(Recorded data)
-*-*-

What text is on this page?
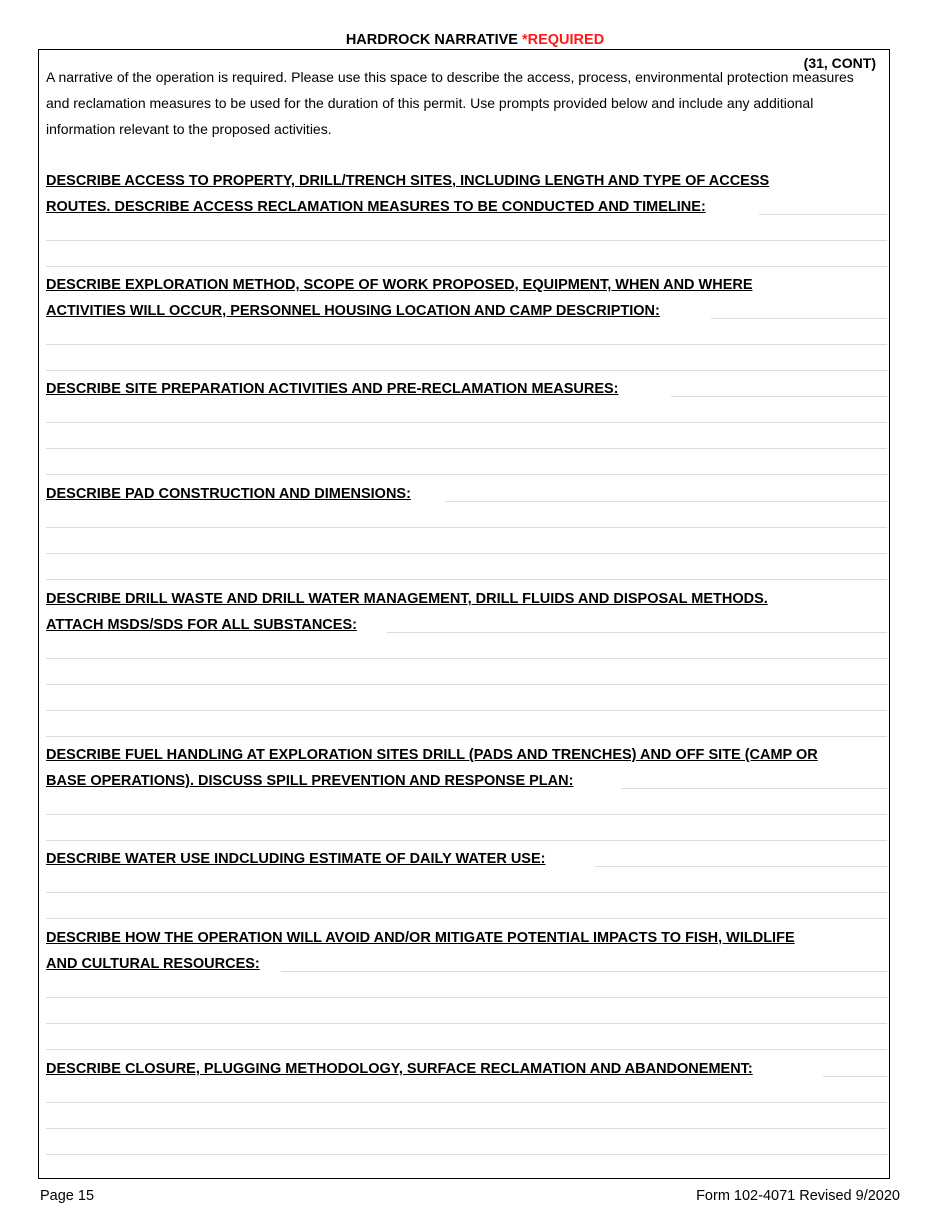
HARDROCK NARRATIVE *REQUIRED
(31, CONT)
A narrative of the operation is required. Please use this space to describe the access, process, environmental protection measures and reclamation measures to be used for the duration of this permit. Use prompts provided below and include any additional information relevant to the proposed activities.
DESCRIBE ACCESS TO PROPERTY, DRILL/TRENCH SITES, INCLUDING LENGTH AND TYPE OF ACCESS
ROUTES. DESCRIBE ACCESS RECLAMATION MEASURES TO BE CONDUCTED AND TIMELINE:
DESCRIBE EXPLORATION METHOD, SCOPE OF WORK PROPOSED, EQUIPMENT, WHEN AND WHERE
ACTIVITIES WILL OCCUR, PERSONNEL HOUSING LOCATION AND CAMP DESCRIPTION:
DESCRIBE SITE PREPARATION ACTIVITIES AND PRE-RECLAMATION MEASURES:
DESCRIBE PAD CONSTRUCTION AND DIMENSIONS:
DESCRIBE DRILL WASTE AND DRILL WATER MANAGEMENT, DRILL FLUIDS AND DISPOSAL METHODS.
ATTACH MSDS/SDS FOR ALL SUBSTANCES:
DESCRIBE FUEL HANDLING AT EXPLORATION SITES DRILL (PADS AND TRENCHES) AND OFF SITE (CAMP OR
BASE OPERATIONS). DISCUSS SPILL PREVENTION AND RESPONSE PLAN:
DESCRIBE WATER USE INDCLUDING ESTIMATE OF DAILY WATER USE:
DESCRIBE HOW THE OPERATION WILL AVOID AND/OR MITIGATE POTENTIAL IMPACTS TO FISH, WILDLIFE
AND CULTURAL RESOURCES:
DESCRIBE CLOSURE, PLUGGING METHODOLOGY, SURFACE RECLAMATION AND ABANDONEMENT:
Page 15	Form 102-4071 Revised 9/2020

-*-*-

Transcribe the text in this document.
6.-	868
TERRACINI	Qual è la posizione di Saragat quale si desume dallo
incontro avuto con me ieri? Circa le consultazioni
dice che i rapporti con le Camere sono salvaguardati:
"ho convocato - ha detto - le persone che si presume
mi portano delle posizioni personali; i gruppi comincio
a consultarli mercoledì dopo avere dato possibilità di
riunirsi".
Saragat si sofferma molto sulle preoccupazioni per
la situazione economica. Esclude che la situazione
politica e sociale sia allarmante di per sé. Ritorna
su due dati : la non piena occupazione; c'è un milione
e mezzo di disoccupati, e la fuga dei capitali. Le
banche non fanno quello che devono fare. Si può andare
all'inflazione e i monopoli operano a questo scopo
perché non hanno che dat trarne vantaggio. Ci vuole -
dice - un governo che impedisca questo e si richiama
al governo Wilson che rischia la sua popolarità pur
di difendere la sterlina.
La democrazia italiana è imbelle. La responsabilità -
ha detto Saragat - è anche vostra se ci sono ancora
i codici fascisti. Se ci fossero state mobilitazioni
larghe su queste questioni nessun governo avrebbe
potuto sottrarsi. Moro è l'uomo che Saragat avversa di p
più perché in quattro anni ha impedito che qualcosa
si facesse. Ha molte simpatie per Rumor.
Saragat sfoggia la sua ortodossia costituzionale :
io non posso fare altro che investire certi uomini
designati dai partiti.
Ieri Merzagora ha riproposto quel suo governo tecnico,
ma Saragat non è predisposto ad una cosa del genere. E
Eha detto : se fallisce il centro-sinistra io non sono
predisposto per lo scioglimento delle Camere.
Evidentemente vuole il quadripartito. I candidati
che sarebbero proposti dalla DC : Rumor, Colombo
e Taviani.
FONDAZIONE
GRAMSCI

-*-*-

▸ STATED GOAL:
Looking at the material above, count the lines that hold "Camere" and give the total alone.

▸ SOLUTION:
2